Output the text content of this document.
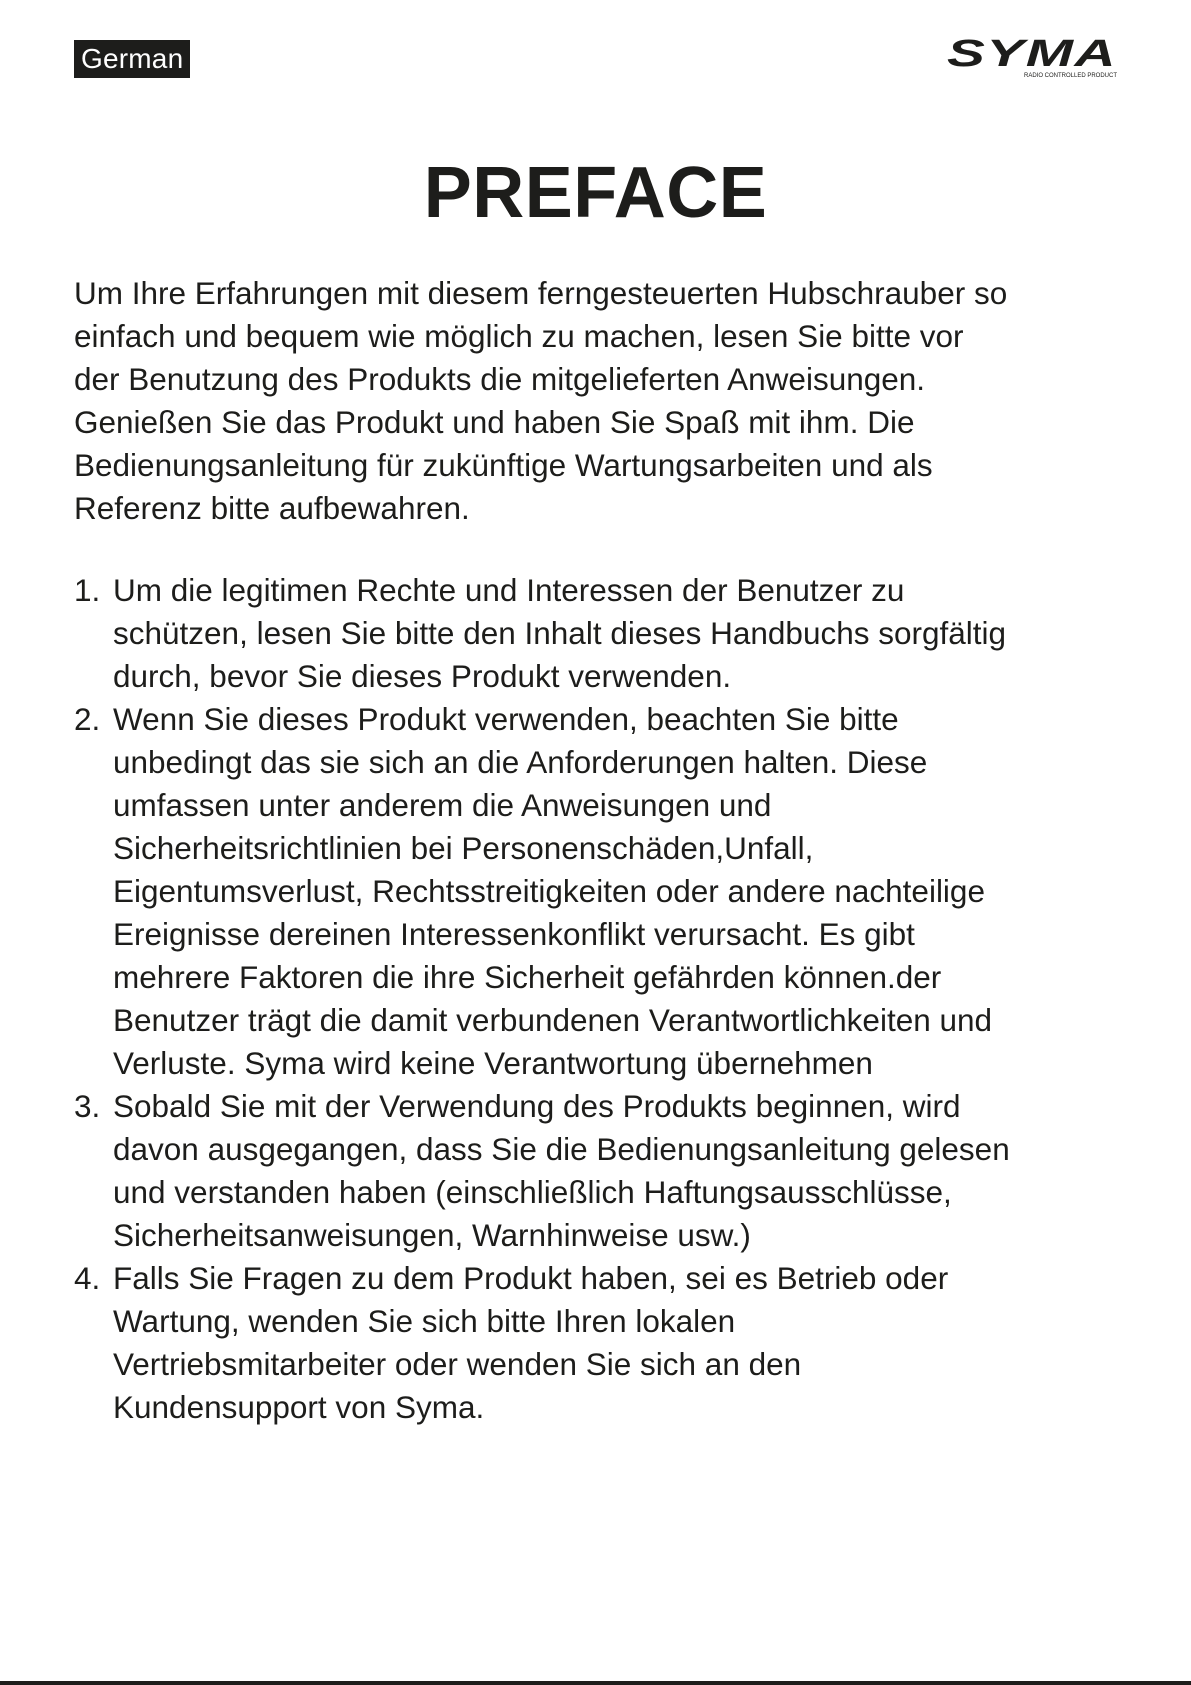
German	SYMA
RADIO CONTROLLED PRODUCT
PREFACE

Um Ihre Erfahrungen mit diesem ferngesteuerten Hubschrauber so
einfach und bequem wie möglich zu machen, lesen Sie bitte vor
der Benutzung des Produkts die mitgelieferten Anweisungen.
Genießen Sie das Produkt und haben Sie Spaß mit ihm. Die
Bedienungsanleitung für zukünftige Wartungsarbeiten und als
Referenz bitte aufbewahren.

1. Um die legitimen Rechte und Interessen der Benutzer zu
schützen, lesen Sie bitte den Inhalt dieses Handbuchs sorgfältig
durch, bevor Sie dieses Produkt verwenden.
2. Wenn Sie dieses Produkt verwenden, beachten Sie bitte
unbedingt das sie sich an die Anforderungen halten. Diese
umfassen unter anderem die Anweisungen und
Sicherheitsrichtlinien bei Personenschäden,Unfall,
Eigentumsverlust, Rechtsstreitigkeiten oder andere nachteilige
Ereignisse dereinen Interessenkonflikt verursacht. Es gibt
mehrere Faktoren die ihre Sicherheit gefährden können.der
Benutzer trägt die damit verbundenen Verantwortlichkeiten und
Verluste. Syma wird keine Verantwortung übernehmen
3. Sobald Sie mit der Verwendung des Produkts beginnen, wird
davon ausgegangen, dass Sie die Bedienungsanleitung gelesen
und verstanden haben (einschließlich Haftungsausschlüsse,
Sicherheitsanweisungen, Warnhinweise usw.)
4. Falls Sie Fragen zu dem Produkt haben, sei es Betrieb oder
Wartung, wenden Sie sich bitte Ihren lokalen
Vertriebsmitarbeiter oder wenden Sie sich an den
Kundensupport von Syma.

= Stated task =
Pictures in the data above should not be copied; transcribe everything else exactly.

= The solution =
Output the text content of this document.
German	SYMA
RADIO CONTROLLED PRODUCT
PREFACE

Um Ihre Erfahrungen mit diesem ferngesteuerten Hubschrauber so
einfach und bequem wie möglich zu machen, lesen Sie bitte vor
der Benutzung des Produkts die mitgelieferten Anweisungen.
Genießen Sie das Produkt und haben Sie Spaß mit ihm. Die
Bedienungsanleitung für zukünftige Wartungsarbeiten und als
Referenz bitte aufbewahren.

1. Um die legitimen Rechte und Interessen der Benutzer zu
schützen, lesen Sie bitte den Inhalt dieses Handbuchs sorgfältig
durch, bevor Sie dieses Produkt verwenden.
2. Wenn Sie dieses Produkt verwenden, beachten Sie bitte
unbedingt das sie sich an die Anforderungen halten. Diese
umfassen unter anderem die Anweisungen und
Sicherheitsrichtlinien bei Personenschäden,Unfall,
Eigentumsverlust, Rechtsstreitigkeiten oder andere nachteilige
Ereignisse dereinen Interessenkonflikt verursacht. Es gibt
mehrere Faktoren die ihre Sicherheit gefährden können.der
Benutzer trägt die damit verbundenen Verantwortlichkeiten und
Verluste. Syma wird keine Verantwortung übernehmen
3. Sobald Sie mit der Verwendung des Produkts beginnen, wird
davon ausgegangen, dass Sie die Bedienungsanleitung gelesen
und verstanden haben (einschließlich Haftungsausschlüsse,
Sicherheitsanweisungen, Warnhinweise usw.)
4. Falls Sie Fragen zu dem Produkt haben, sei es Betrieb oder
Wartung, wenden Sie sich bitte Ihren lokalen
Vertriebsmitarbeiter oder wenden Sie sich an den
Kundensupport von Syma.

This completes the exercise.